[start of Working data]

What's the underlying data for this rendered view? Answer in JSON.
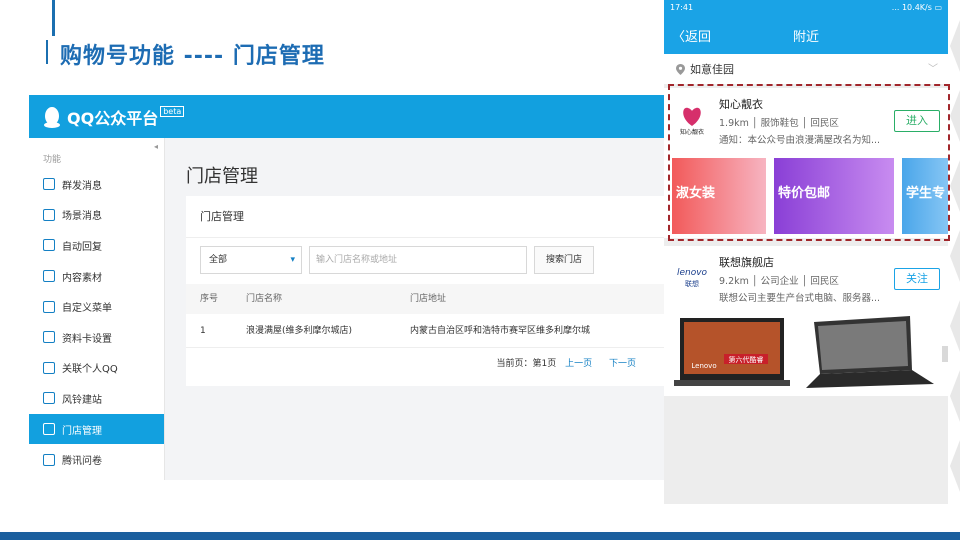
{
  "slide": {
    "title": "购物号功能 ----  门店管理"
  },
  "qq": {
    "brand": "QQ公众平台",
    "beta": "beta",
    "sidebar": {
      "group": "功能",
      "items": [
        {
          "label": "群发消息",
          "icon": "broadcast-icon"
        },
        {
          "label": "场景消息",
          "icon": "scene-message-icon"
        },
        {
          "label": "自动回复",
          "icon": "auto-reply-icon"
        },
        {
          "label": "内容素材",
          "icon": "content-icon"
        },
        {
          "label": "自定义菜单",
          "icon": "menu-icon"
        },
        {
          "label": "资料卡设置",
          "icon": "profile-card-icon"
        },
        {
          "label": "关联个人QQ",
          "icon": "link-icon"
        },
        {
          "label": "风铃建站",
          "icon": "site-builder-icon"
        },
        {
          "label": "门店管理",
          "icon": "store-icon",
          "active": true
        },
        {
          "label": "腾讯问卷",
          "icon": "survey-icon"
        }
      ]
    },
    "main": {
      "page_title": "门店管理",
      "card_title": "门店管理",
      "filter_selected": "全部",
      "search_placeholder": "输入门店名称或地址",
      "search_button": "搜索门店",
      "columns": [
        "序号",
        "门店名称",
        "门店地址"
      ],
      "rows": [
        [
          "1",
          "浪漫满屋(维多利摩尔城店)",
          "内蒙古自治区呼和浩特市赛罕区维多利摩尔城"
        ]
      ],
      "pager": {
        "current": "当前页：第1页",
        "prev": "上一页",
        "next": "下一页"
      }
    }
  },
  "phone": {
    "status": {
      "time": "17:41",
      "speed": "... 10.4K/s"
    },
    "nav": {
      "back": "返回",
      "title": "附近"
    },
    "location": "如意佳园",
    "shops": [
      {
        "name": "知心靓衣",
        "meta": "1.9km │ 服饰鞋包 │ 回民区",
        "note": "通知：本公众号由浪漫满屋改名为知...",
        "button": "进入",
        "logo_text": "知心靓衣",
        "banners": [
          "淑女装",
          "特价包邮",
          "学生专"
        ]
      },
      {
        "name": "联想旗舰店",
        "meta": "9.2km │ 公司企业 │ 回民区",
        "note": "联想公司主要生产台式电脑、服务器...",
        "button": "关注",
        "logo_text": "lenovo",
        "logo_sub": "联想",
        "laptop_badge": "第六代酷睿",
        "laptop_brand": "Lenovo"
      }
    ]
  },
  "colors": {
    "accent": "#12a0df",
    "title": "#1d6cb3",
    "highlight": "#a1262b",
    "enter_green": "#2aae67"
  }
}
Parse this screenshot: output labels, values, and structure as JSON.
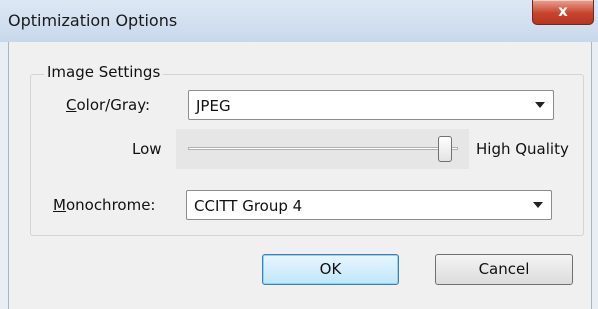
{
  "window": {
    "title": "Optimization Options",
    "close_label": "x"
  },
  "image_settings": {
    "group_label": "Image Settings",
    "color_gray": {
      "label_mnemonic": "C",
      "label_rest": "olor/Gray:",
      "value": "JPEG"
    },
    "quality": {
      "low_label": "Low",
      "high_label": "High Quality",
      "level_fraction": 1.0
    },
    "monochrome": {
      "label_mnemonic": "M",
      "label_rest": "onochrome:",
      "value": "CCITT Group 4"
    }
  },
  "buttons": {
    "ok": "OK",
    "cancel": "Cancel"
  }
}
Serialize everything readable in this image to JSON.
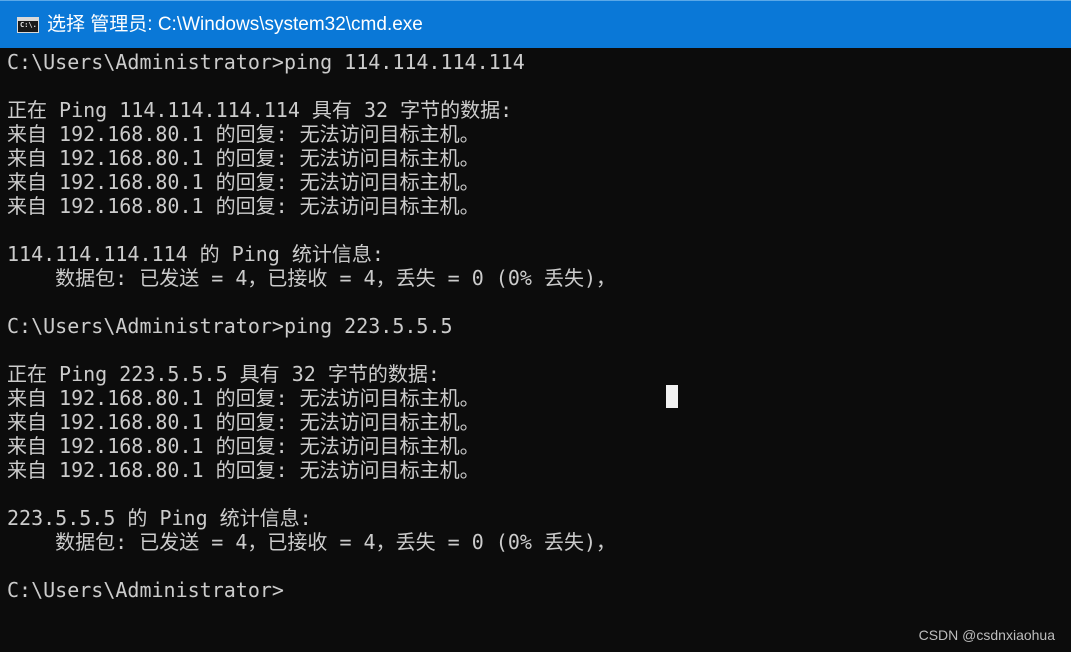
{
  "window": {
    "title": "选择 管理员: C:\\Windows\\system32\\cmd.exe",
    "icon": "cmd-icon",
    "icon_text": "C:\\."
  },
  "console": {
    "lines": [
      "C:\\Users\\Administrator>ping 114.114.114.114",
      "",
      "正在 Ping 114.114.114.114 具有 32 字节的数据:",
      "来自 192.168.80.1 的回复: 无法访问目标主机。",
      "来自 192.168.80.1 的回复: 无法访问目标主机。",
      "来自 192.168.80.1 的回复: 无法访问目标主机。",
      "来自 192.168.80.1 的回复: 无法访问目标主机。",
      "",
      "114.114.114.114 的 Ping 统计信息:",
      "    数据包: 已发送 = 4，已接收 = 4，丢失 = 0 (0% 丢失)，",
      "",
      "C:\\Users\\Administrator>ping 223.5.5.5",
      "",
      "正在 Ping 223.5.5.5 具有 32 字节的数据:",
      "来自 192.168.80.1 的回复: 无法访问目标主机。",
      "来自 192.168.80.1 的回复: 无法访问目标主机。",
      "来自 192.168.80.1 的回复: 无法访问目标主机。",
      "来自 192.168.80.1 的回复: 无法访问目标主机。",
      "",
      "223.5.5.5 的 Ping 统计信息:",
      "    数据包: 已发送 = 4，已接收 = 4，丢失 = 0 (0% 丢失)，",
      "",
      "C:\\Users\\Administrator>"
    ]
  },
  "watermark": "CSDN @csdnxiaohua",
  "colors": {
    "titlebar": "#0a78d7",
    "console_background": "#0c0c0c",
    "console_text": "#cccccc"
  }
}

[end of Working data]

_Given problem_. Say how many lines in the records above hold "Users", and give no other text.

_Written solution_. 3